**TASK STATEMENT**
From the entries that follow, gather each line holding the word "mention".

**PROVIDED DATA**

***

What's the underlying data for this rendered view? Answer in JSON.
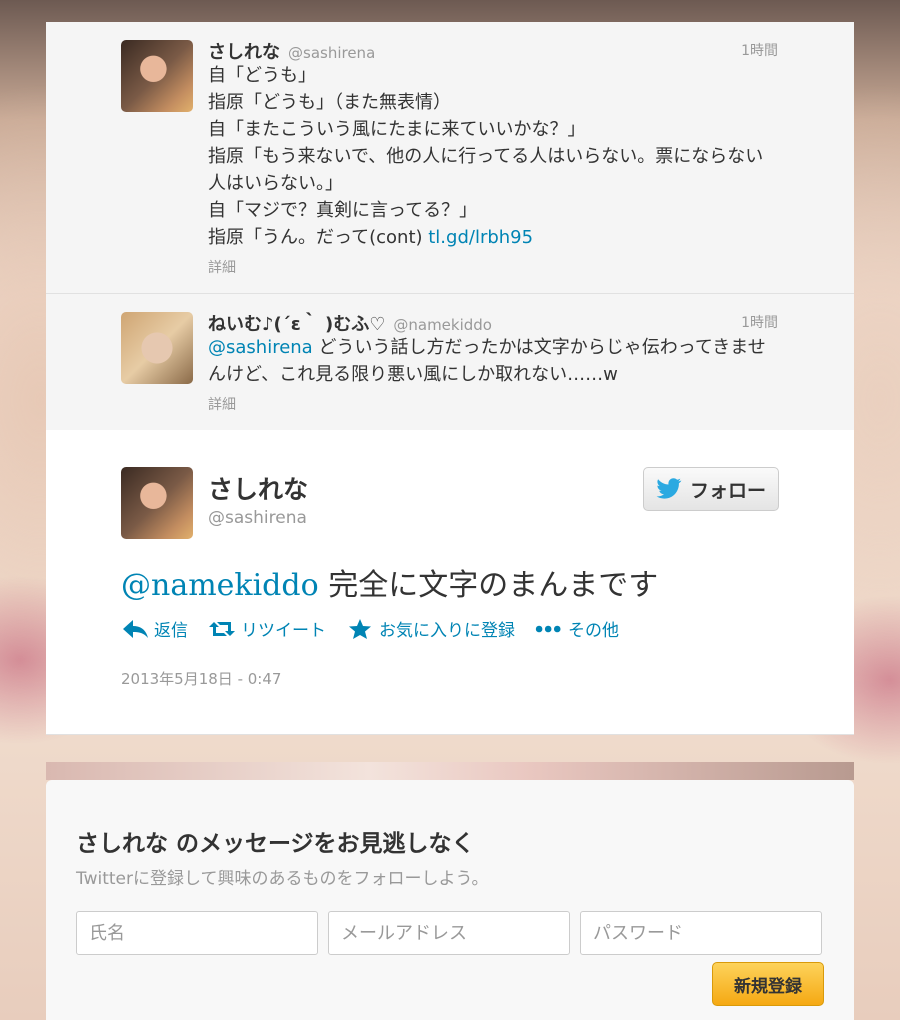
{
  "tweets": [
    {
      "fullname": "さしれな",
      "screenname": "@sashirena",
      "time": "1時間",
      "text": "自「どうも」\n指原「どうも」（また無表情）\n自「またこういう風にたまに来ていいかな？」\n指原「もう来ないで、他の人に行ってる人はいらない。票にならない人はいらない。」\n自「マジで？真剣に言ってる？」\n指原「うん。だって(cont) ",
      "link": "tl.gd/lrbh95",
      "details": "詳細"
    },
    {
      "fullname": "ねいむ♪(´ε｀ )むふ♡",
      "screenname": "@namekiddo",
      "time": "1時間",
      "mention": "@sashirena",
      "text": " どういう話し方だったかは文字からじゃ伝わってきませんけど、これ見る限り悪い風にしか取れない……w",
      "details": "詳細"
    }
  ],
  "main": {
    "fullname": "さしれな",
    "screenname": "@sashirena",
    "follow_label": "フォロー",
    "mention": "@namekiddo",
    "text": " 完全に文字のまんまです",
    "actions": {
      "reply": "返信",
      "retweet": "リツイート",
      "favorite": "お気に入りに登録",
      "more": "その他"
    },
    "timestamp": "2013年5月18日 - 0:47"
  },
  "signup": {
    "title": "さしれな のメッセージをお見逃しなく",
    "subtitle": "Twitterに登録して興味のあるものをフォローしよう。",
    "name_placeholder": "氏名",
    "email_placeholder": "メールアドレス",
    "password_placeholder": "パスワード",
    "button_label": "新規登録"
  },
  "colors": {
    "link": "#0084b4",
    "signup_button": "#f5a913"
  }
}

***

**EXPECTED ANSWER**
      "mention": "@sashirena",
    "mention": "@namekiddo",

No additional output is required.